Exercise 1:
Number the lines of the listing, starting at the line containing "column-header-service[interactable]: Service —" and continuing through the end of the listing. Skip any blank lines.

1. Material & Component Substitution

Derivative 1.1: Graphene-Based Sub-Conductive Layer

• Enabling Description: The sub-conductive layer (411) is formed from a single- or few-layer sheet of chemical vapor deposition (CVD) grown graphene. The penetration portions (412) are created post-transfer using a femtosecond laser ablation process, which creates clean, micron-sized holes without damaging the underlying organic insulating layer (180). Graphene's atomic thinness, optical transparency, and high conductivity provide a superior alternative to ITO, especially for flexible or transparent displays. The organic insulating layer (180) is a polyimide (PI) or Parylene-C film, chosen for its high thermal stability and low outgassing properties.

Exercise 2:
Answer these about the graphene layer text:
(a) What process creates the penetration portions (412)?
(b) What material does graphene provide a superior alternative to?
(c) What films may the organic insulating layer (180) be made of?

Records for this exercise:
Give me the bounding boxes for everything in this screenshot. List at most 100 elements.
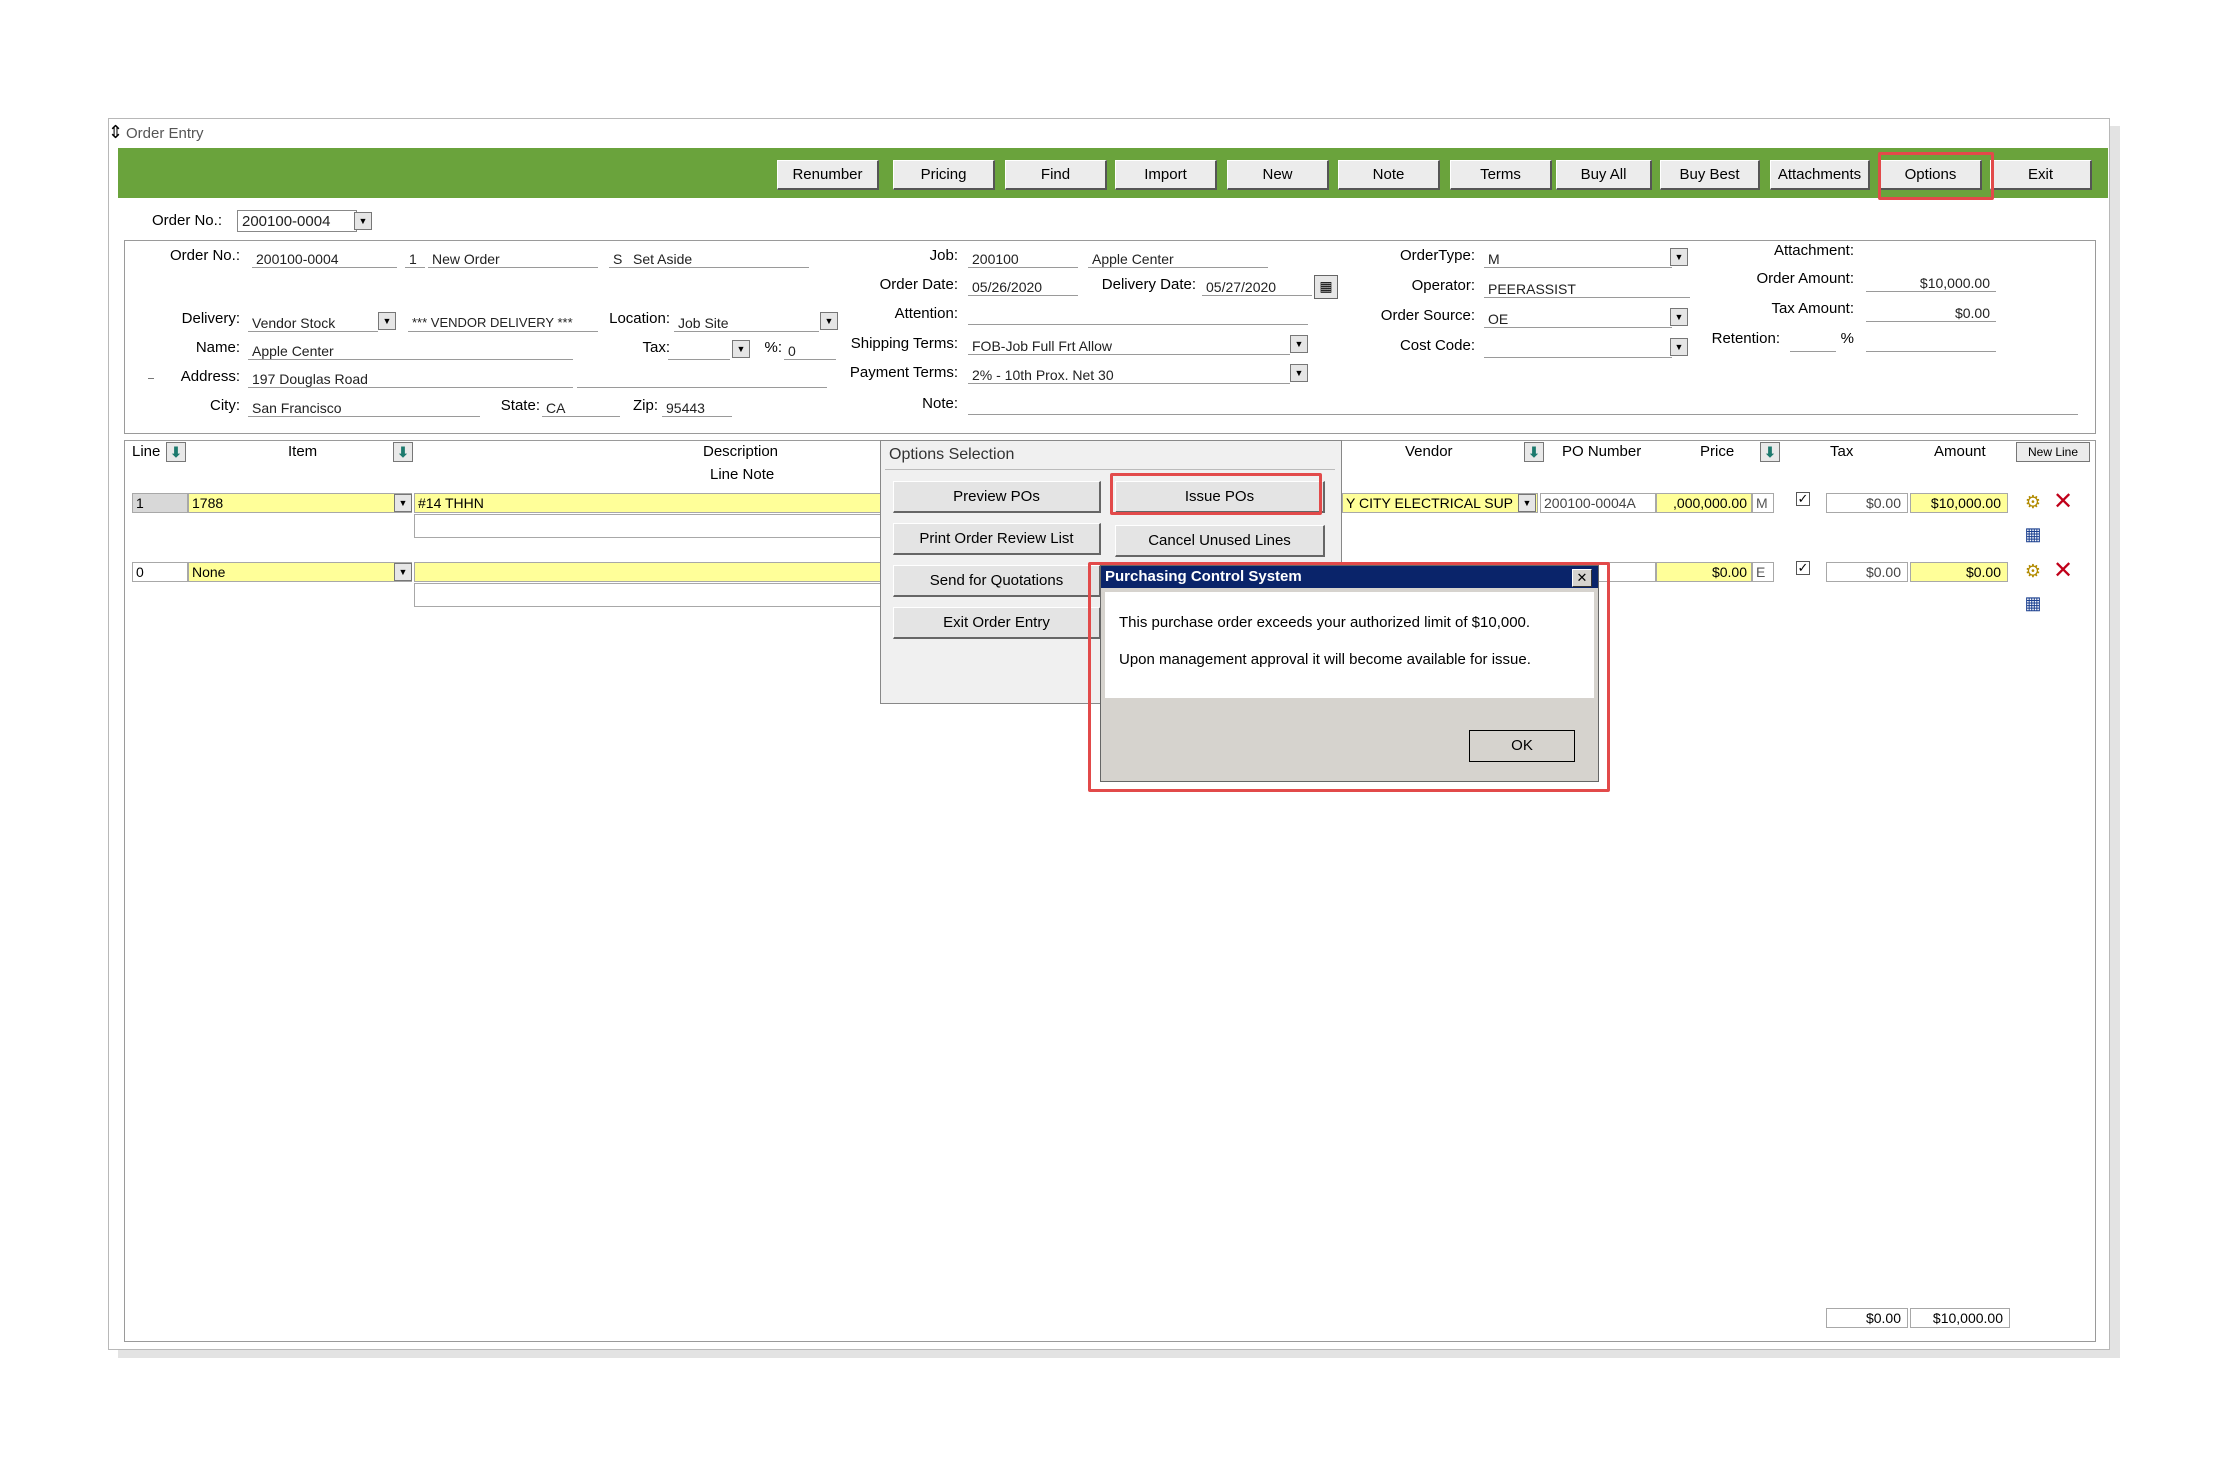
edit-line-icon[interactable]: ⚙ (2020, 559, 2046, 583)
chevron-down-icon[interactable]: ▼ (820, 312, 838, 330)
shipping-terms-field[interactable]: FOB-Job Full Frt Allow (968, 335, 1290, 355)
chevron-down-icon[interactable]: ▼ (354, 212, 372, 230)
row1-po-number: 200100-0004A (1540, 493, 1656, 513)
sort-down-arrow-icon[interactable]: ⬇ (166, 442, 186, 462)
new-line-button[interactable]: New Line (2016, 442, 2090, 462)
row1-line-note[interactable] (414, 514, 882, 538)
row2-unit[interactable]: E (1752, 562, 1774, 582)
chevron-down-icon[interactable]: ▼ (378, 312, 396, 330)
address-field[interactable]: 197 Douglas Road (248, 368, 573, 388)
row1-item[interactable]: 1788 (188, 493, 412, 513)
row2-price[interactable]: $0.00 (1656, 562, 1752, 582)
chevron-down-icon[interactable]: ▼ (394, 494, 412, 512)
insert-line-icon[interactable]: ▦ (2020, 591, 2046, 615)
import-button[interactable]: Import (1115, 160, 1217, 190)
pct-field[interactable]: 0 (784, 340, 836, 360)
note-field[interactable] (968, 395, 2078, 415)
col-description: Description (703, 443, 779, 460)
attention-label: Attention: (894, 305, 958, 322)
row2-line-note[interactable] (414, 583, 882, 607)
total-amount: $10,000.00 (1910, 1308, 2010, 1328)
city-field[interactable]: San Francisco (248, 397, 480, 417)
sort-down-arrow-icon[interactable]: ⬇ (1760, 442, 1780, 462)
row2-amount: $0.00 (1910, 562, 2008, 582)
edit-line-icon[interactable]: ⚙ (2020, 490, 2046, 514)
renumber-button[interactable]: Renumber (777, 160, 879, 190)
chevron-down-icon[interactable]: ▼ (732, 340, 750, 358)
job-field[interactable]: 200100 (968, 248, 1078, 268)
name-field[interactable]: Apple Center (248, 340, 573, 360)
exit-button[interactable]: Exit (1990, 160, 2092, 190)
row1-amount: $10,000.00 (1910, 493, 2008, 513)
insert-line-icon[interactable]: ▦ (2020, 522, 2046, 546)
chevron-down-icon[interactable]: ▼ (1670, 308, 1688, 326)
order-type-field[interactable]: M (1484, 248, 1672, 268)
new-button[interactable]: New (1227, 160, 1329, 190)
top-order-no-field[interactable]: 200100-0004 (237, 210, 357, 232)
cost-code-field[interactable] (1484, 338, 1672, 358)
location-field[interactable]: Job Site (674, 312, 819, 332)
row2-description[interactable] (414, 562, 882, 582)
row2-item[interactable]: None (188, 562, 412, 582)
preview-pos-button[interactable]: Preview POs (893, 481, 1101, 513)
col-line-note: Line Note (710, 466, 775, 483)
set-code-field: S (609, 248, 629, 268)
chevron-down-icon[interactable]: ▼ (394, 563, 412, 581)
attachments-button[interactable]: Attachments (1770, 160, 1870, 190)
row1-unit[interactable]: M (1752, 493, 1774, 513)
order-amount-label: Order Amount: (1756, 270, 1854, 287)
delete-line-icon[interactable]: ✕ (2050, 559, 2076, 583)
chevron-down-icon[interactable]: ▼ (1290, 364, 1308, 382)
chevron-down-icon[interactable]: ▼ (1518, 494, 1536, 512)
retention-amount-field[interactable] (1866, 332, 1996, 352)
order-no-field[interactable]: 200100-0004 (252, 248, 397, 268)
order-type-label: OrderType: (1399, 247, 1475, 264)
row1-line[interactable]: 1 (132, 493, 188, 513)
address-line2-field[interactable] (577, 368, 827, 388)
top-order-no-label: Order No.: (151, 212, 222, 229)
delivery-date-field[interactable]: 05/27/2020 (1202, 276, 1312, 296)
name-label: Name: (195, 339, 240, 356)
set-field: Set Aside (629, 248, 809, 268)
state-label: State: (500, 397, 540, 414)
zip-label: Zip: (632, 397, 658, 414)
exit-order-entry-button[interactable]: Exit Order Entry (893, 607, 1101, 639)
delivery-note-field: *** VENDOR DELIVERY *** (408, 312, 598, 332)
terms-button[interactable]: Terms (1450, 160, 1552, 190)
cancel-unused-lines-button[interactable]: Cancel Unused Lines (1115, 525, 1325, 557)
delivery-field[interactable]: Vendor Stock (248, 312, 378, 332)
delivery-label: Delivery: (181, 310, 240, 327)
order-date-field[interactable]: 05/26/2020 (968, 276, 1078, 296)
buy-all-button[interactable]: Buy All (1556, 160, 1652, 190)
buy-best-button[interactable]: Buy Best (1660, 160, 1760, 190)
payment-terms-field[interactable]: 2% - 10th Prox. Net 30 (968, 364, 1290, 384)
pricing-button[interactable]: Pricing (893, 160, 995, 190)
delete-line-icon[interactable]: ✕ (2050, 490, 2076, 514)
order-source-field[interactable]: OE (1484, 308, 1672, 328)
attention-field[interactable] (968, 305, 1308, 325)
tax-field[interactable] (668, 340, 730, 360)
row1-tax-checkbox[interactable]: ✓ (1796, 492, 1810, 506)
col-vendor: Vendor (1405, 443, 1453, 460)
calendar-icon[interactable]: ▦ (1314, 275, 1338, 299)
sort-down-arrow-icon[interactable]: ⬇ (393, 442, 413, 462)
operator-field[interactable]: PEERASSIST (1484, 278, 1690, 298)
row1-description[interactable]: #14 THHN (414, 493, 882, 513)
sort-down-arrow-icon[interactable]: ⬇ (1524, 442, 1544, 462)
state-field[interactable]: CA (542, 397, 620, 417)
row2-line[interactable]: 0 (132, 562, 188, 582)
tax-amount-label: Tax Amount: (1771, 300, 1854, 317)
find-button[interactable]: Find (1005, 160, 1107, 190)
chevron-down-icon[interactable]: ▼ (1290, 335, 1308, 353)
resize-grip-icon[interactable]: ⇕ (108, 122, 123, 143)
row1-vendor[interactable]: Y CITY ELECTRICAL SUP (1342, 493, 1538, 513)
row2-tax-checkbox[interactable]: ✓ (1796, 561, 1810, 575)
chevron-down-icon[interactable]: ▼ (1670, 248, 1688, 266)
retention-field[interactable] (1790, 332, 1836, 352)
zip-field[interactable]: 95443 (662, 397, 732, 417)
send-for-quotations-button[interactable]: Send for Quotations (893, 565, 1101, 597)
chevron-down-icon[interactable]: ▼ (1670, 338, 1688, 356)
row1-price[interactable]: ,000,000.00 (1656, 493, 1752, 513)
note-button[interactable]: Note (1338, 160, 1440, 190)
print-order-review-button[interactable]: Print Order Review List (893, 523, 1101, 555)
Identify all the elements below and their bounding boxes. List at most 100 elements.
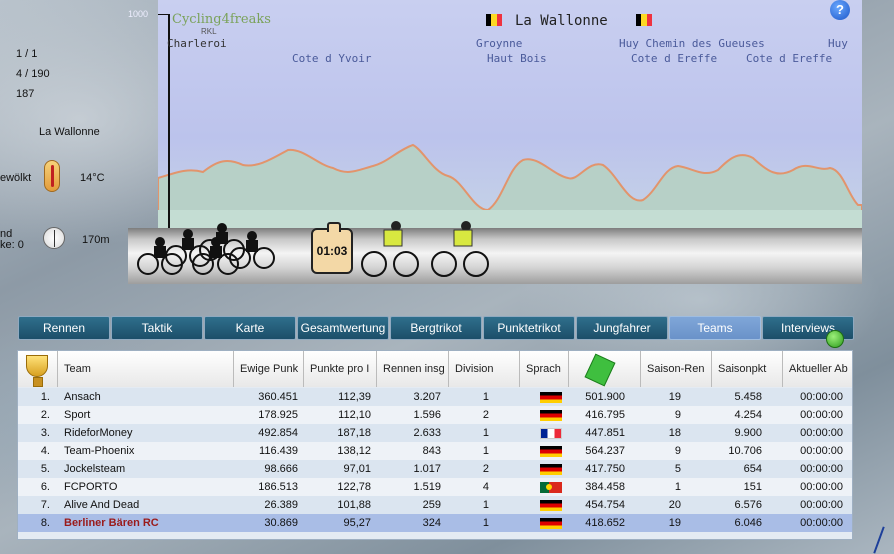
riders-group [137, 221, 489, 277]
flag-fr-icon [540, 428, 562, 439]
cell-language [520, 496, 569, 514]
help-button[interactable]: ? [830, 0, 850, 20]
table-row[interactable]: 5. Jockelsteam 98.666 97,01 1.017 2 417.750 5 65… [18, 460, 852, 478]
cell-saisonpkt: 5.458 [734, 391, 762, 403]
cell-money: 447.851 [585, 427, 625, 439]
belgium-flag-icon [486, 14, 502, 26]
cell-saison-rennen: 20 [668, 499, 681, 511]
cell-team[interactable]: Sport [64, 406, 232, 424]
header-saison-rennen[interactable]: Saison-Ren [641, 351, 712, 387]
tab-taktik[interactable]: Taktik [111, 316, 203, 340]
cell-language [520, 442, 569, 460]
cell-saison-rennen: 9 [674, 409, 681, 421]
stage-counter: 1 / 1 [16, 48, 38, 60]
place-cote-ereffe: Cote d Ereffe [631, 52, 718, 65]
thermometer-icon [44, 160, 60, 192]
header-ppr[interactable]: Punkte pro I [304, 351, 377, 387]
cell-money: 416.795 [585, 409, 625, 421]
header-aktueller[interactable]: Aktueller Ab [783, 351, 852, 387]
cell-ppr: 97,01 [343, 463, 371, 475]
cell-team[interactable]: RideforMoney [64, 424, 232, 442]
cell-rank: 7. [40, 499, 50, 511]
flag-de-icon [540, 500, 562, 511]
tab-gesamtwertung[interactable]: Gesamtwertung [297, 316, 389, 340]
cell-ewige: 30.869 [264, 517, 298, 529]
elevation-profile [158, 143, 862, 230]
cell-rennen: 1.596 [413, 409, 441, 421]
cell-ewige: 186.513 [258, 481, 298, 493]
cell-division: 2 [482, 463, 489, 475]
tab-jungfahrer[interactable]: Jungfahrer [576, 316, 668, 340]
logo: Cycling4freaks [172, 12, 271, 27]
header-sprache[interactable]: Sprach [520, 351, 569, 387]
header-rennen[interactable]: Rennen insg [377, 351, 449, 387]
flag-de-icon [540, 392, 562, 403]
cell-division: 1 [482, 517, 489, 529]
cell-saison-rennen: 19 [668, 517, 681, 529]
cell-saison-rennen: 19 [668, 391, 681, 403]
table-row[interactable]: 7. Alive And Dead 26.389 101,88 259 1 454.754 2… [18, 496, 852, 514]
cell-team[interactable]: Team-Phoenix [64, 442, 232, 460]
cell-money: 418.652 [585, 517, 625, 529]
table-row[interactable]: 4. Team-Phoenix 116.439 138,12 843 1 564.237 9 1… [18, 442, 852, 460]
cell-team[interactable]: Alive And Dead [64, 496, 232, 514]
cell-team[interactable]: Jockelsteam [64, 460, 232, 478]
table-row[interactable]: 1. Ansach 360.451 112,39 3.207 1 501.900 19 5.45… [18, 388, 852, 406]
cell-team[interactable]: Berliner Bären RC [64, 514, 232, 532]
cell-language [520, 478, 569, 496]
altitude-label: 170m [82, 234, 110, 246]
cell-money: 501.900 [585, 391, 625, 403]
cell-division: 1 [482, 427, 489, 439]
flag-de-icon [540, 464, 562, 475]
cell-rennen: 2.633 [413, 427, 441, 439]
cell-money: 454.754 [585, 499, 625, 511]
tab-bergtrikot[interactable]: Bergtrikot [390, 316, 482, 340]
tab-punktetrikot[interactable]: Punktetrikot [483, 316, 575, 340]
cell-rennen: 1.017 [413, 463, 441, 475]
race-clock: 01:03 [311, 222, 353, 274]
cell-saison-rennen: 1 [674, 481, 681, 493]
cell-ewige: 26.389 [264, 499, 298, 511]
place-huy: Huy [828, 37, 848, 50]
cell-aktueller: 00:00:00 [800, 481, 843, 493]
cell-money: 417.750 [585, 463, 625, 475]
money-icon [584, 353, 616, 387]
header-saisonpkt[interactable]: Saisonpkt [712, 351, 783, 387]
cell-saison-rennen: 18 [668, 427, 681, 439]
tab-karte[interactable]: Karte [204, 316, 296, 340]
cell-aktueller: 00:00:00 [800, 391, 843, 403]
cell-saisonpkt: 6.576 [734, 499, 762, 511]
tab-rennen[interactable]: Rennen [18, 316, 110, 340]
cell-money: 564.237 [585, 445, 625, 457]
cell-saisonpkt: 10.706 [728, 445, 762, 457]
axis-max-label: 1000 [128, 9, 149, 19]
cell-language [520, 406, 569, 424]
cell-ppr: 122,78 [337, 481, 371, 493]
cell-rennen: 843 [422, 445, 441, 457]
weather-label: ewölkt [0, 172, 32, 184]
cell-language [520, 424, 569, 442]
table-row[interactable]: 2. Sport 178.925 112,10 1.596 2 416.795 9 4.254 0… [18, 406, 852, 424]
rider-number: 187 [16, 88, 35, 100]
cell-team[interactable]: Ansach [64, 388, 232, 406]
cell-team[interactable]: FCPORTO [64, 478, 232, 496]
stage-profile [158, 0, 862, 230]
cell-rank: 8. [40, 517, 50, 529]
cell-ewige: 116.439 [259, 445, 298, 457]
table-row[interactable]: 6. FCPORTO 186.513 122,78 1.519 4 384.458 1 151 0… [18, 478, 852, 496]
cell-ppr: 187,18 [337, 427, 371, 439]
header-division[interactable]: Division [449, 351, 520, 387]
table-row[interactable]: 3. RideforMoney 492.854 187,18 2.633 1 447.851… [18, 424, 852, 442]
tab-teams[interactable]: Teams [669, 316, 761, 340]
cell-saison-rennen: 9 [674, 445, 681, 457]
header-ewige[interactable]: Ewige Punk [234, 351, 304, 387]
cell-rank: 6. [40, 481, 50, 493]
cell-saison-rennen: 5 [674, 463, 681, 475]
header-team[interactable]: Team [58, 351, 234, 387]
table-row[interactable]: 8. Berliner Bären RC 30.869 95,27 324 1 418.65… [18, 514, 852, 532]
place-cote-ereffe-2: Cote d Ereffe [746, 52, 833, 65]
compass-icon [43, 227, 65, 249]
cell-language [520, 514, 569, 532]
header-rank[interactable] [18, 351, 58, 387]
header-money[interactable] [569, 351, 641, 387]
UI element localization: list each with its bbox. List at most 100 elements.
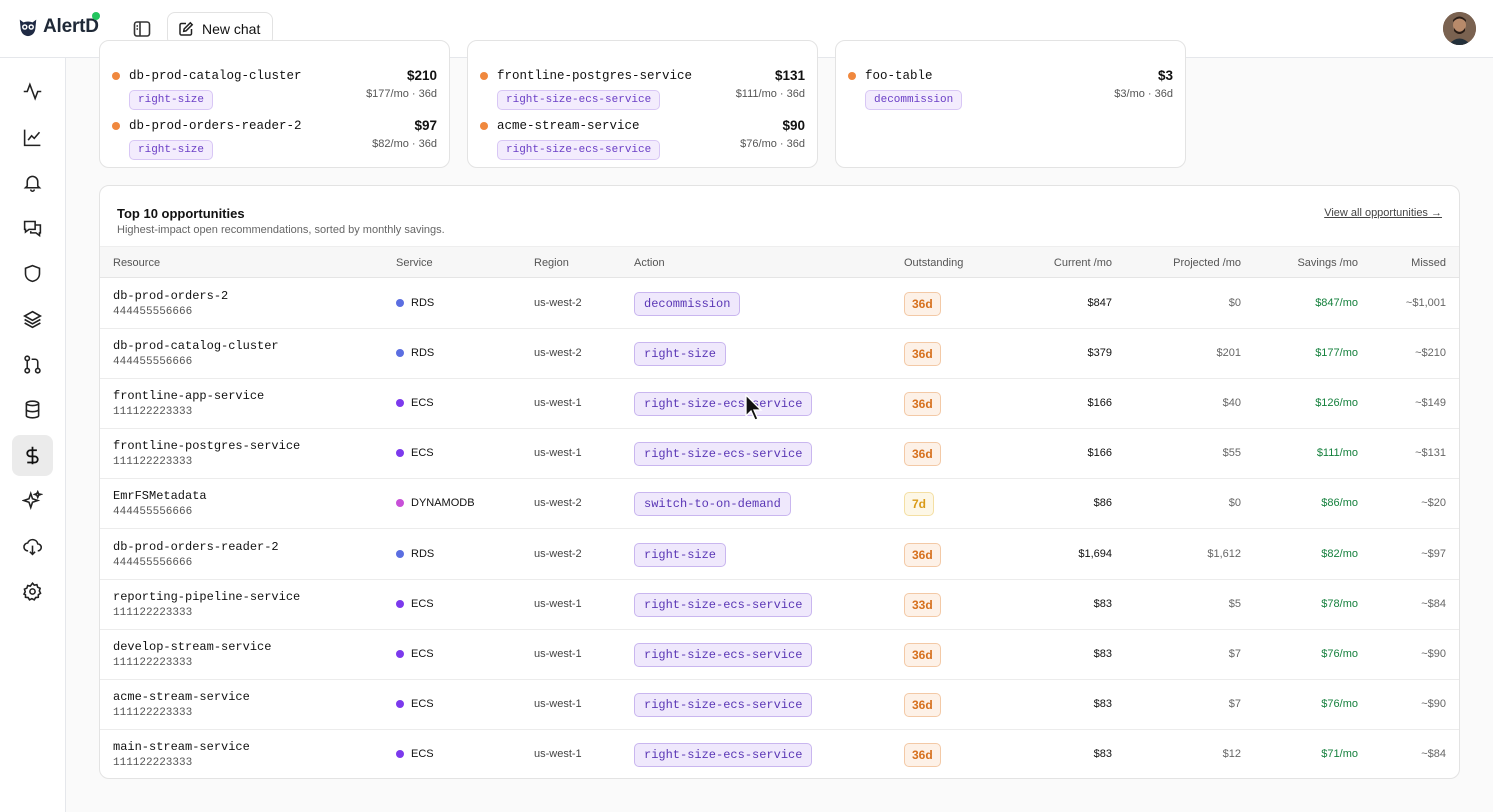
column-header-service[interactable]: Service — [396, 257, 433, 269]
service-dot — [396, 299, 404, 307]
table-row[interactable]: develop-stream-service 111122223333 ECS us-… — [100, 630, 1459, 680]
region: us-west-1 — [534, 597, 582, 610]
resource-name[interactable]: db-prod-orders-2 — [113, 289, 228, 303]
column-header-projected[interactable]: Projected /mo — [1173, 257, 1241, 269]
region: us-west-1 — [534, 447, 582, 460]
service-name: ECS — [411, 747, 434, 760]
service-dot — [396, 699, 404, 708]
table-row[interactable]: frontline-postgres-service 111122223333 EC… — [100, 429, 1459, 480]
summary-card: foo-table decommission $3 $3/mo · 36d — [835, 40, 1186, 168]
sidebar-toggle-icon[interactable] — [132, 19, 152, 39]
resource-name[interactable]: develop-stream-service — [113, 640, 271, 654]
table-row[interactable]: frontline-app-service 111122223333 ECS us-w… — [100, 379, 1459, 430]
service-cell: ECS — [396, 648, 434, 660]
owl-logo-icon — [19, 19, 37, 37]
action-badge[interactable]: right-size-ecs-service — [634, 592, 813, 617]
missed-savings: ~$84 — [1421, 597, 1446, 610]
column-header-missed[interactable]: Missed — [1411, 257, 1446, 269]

Exercise solution 1:
1. column-header-service[interactable]: Service — [396, 257, 433, 269]
2. service-dot — [396, 299, 404, 307]
3. table-row[interactable]: develop-stream-service 111122223333 ECS us-… — [100, 630, 1459, 680]
4. region: us-west-1 — [534, 597, 582, 610]
5. resource-name[interactable]: db-prod-orders-2 — [113, 289, 228, 303]
6. column-header-projected[interactable]: Projected /mo — [1173, 257, 1241, 269]
7. region: us-west-1 — [534, 447, 582, 460]
8. service-name: ECS — [411, 747, 434, 760]
9. service-dot — [396, 699, 404, 708]
10. table-row[interactable]: frontline-postgres-service 111122223333 EC… — [100, 429, 1459, 480]
11. summary-card: foo-table decommission $3 $3/mo · 36d — [835, 40, 1186, 168]
12. sidebar-toggle-icon[interactable] — [132, 19, 152, 39]
13. resource-name[interactable]: develop-stream-service — [113, 640, 271, 654]
14. table-row[interactable]: frontline-app-service 111122223333 ECS us-w… — [100, 379, 1459, 430]
15. service-cell: ECS — [396, 648, 434, 660]
16. owl-logo-icon — [19, 19, 37, 37]
17. action-badge[interactable]: right-size-ecs-service — [634, 592, 813, 617]
18. missed-savings: ~$84 — [1421, 597, 1446, 610]
19. column-header-missed[interactable]: Missed — [1411, 257, 1446, 269]

Exercise solution 2:
(a) A femtosecond laser ablation process, done post-transfer.
(b) ITO.
(c) A polyimide (PI) or Parylene-C film.